[start of Dataset records]

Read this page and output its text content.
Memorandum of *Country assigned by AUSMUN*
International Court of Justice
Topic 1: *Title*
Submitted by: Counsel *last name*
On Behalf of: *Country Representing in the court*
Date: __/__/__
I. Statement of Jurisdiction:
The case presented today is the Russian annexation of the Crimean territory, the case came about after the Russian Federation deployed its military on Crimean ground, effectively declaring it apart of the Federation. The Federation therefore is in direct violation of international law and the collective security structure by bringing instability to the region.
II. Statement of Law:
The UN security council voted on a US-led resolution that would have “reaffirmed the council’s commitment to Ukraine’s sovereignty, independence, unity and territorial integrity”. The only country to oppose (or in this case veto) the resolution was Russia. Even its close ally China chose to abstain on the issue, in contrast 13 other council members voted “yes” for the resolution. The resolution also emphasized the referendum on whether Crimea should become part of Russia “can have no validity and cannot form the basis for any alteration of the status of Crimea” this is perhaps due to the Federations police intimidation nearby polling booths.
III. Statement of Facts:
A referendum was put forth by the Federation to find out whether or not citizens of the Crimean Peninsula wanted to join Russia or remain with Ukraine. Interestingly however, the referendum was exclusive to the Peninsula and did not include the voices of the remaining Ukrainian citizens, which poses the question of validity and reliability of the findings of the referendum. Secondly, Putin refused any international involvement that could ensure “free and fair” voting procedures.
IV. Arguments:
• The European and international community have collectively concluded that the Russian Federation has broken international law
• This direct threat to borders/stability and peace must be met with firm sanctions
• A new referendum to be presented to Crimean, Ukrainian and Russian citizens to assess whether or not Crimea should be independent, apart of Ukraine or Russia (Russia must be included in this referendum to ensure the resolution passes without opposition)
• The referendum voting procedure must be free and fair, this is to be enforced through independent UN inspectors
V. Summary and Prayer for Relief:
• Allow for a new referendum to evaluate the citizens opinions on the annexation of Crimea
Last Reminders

[end of Dataset records]

*Prompt*. Retype the entries one by one, exactly.

*Answer to the task*.
Read this page and output its text content.
Memorandum of *Country assigned by AUSMUN*
International Court of Justice
Topic 1: *Title*
Submitted by: Counsel *last name*
On Behalf of: *Country Representing in the court*
Date: __/__/__
I. Statement of Jurisdiction:
The case presented today is the Russian annexation of the Crimean territory, the case came about after the Russian Federation deployed its military on Crimean ground, effectively declaring it apart of the Federation. The Federation therefore is in direct violation of international law and the collective security structure by bringing instability to the region.
II. Statement of Law:
The UN security council voted on a US-led resolution that would have “reaffirmed the council’s commitment to Ukraine’s sovereignty, independence, unity and territorial integrity”. The only country to oppose (or in this case veto) the resolution was Russia. Even its close ally China chose to abstain on the issue, in contrast 13 other council members voted “yes” for the resolution. The resolution also emphasized the referendum on whether Crimea should become part of Russia “can have no validity and cannot form the basis for any alteration of the status of Crimea” this is perhaps due to the Federations police intimidation nearby polling booths.
III. Statement of Facts:
A referendum was put forth by the Federation to find out whether or not citizens of the Crimean Peninsula wanted to join Russia or remain with Ukraine. Interestingly however, the referendum was exclusive to the Peninsula and did not include the voices of the remaining Ukrainian citizens, which poses the question of validity and reliability of the findings of the referendum. Secondly, Putin refused any international involvement that could ensure “free and fair” voting procedures.
IV. Arguments:
• The European and international community have collectively concluded that the Russian Federation has broken international law
• This direct threat to borders/stability and peace must be met with firm sanctions
• A new referendum to be presented to Crimean, Ukrainian and Russian citizens to assess whether or not Crimea should be independent, apart of Ukraine or Russia (Russia must be included in this referendum to ensure the resolution passes without opposition)
• The referendum voting procedure must be free and fair, this is to be enforced through independent UN inspectors
V. Summary and Prayer for Relief:
• Allow for a new referendum to evaluate the citizens opinions on the annexation of Crimea
Last Reminders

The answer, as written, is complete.